**What is being asked:** In the records below, find the line containing "Output the text content of this document."; copy exactly that line and all lines after it to the end, and nothing else.

**Data shown:**
__________________________________________________

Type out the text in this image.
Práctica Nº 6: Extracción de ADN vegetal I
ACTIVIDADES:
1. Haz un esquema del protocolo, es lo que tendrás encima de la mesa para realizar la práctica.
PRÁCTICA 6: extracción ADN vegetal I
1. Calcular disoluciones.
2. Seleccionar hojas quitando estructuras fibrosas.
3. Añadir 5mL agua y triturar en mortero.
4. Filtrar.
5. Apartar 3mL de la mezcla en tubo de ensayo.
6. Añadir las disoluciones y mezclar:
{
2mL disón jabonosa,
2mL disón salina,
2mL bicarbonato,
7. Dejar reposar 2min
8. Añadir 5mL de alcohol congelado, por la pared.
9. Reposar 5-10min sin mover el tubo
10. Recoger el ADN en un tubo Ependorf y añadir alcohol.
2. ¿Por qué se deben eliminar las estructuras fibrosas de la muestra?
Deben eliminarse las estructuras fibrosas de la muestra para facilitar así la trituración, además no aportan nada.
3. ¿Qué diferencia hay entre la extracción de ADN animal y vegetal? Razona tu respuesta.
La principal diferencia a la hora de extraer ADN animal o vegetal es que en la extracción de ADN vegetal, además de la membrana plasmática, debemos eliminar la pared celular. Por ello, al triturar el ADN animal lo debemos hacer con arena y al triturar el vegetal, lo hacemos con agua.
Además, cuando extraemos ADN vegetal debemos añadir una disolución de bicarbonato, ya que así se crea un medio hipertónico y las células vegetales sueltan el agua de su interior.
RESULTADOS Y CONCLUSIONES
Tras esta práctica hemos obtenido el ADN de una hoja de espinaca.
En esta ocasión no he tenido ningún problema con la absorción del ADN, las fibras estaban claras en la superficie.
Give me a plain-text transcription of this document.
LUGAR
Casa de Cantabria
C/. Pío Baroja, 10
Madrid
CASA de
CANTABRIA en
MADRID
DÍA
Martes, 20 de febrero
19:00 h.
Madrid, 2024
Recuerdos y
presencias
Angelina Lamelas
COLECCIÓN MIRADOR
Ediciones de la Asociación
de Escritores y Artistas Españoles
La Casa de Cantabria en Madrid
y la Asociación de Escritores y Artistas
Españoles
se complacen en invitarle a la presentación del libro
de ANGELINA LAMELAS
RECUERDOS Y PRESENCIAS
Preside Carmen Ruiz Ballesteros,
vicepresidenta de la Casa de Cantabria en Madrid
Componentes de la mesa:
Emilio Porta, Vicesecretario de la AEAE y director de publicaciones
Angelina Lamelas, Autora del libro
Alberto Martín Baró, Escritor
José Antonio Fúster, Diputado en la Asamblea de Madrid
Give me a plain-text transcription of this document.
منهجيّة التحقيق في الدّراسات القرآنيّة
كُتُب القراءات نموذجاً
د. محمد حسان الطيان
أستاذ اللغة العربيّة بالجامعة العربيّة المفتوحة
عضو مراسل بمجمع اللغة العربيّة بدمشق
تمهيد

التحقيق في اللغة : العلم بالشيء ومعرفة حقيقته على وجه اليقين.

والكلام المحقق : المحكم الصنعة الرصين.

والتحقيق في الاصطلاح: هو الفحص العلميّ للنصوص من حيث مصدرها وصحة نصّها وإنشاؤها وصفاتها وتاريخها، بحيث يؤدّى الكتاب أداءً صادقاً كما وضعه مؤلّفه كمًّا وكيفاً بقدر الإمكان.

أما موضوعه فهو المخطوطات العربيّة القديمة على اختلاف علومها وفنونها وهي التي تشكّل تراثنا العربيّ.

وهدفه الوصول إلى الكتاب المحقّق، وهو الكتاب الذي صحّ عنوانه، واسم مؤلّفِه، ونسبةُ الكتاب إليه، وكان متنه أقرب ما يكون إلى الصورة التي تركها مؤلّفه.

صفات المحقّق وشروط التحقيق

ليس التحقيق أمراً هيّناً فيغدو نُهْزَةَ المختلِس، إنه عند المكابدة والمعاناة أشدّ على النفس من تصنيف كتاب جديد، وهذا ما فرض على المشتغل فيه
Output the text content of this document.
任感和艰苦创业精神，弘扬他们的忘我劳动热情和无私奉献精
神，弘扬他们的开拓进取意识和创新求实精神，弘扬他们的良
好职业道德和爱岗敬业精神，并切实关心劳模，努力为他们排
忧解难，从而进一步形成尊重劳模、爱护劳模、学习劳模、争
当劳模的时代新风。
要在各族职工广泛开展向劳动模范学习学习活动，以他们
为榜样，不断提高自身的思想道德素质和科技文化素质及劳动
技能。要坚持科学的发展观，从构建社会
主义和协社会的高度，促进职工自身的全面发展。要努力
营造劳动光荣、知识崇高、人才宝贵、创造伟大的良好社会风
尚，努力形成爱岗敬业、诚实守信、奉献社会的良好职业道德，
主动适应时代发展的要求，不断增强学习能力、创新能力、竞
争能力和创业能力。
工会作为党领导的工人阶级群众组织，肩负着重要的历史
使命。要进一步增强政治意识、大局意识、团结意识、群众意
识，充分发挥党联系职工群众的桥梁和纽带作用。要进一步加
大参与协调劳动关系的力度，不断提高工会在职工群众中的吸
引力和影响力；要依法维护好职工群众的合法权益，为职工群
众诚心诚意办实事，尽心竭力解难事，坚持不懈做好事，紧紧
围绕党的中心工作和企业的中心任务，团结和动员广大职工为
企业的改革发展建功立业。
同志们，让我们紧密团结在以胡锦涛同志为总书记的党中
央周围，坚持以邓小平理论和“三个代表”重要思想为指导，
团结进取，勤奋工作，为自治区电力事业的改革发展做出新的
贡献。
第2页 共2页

__________________________________________________

**Worked answer:**
Output the text content of this document.
任感和艰苦创业精神，弘扬他们的忘我劳动热情和无私奉献精
神，弘扬他们的开拓进取意识和创新求实精神，弘扬他们的良
好职业道德和爱岗敬业精神，并切实关心劳模，努力为他们排
忧解难，从而进一步形成尊重劳模、爱护劳模、学习劳模、争
当劳模的时代新风。
要在各族职工广泛开展向劳动模范学习学习活动，以他们
为榜样，不断提高自身的思想道德素质和科技文化素质及劳动
技能。要坚持科学的发展观，从构建社会
主义和协社会的高度，促进职工自身的全面发展。要努力
营造劳动光荣、知识崇高、人才宝贵、创造伟大的良好社会风
尚，努力形成爱岗敬业、诚实守信、奉献社会的良好职业道德，
主动适应时代发展的要求，不断增强学习能力、创新能力、竞
争能力和创业能力。
工会作为党领导的工人阶级群众组织，肩负着重要的历史
使命。要进一步增强政治意识、大局意识、团结意识、群众意
识，充分发挥党联系职工群众的桥梁和纽带作用。要进一步加
大参与协调劳动关系的力度，不断提高工会在职工群众中的吸
引力和影响力；要依法维护好职工群众的合法权益，为职工群
众诚心诚意办实事，尽心竭力解难事，坚持不懈做好事，紧紧
围绕党的中心工作和企业的中心任务，团结和动员广大职工为
企业的改革发展建功立业。
同志们，让我们紧密团结在以胡锦涛同志为总书记的党中
央周围，坚持以邓小平理论和“三个代表”重要思想为指导，
团结进取，勤奋工作，为自治区电力事业的改革发展做出新的
贡献。
第2页 共2页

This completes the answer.